**ARTICLE**
□ □ □

Last weekend, I was happily perusing through the latest issue of Everyday with Rachael Ray, dog-earing the occasional recipe, but overall feeling underwhelmed by the magazine’s offerings…that is, until I came across the Bacon, Egg, & Spinach Salad with Waffle Croutons.
Really, I think it was the waffle croutons that piqued my interest—I mean who doesn’t love a waffle?—but the overall flavor combination of a fried egg and the sweetness of the maple-infused dressing sounded pretty enticing too. Into the recipe file it went, and I saved it for later culinary inspiration.
Fast forward to yesterday afternoon. I decided to modify that recipe as any dietitian would—I omitted the butter and bacon, then added lots of veggies. After a few more tweaks, I had made the recipe my own. Here’s the healthified Broccoli Hut version.

□ □ □

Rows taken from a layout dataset
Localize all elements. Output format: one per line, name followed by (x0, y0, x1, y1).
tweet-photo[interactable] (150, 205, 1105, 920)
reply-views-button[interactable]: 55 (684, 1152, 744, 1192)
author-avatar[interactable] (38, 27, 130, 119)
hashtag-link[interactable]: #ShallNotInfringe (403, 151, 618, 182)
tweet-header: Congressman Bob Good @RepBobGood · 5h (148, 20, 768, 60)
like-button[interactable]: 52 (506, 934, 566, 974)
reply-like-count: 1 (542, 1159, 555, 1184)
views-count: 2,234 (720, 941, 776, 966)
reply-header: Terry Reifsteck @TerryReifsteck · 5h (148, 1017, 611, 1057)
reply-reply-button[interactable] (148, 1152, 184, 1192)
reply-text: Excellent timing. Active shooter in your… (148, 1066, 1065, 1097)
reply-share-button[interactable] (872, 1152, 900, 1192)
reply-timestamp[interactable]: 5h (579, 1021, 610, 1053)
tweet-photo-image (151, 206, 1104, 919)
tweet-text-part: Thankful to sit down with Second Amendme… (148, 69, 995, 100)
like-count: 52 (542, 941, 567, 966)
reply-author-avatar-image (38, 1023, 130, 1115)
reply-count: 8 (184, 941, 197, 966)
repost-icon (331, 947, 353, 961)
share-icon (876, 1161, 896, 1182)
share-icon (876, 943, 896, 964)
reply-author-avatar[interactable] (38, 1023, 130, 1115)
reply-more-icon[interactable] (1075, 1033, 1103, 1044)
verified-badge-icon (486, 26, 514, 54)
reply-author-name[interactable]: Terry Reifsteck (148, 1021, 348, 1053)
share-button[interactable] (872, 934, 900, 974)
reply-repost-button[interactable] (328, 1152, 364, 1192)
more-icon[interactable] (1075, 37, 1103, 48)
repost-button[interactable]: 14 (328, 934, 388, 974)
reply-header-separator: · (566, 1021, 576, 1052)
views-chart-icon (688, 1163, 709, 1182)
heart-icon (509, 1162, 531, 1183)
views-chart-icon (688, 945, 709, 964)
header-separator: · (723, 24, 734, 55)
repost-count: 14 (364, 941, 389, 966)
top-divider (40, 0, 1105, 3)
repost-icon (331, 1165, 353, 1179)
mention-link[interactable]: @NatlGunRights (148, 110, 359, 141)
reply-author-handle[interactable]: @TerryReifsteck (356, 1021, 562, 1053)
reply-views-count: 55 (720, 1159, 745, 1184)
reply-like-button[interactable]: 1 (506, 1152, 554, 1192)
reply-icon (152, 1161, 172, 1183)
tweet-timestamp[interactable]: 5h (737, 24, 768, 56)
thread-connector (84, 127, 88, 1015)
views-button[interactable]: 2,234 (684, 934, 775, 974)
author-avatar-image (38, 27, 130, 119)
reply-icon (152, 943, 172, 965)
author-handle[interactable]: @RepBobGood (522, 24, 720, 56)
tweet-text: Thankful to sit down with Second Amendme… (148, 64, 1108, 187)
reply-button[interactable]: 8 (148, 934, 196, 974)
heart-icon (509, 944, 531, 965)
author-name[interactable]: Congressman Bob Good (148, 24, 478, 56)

□ □ □

**SET OF TASKS**
**a)** Name the foods listed in the full title of the magazine salad that the salad post describes.
**b)** Please extend the salad post, beginning right after its final sentence.
The entries come from a different source than the salad post.

**OUTPUTS**
**a)** Bacon, egg, spinach, waffle croutons

**b)**
Breakfast Salad with Waffle Croutons
- 1 whole grain frozen waffle (such as Van’s), cut into small cubes
- 3 strips vegetarian tempeh bacon, cut into small pieces
- 1 cup mushrooms, sliced
- 1/4 small red onion, cut into half-moons
- 1 large egg
- 2 teaspoons pure maple syrup
- 2 teaspoons balsamic vinegar
- 2 cups baby spinach
- 1 small tomato, cut into chunks
1. Place waffle cubes in a 350 degree oven or toaster oven, and baked for 3-5 minutes until golden and crispy.
2. Meanwhile, in a skillet sprayed with cooking spray and saute bacon cubes, mushrooms, and onion until veggies are soft and tender and bacon is crispy. Remove from skillet.
3. In the same skillet from step 2, cook the egg until the yolk is just set.
4. Assemble the dressing by whisking together maple syrup and balsamic vinegar.
5. Place spinach on serving plate and top with tomato, prepared mushroom-onion mixture, egg, croutons, and dressing.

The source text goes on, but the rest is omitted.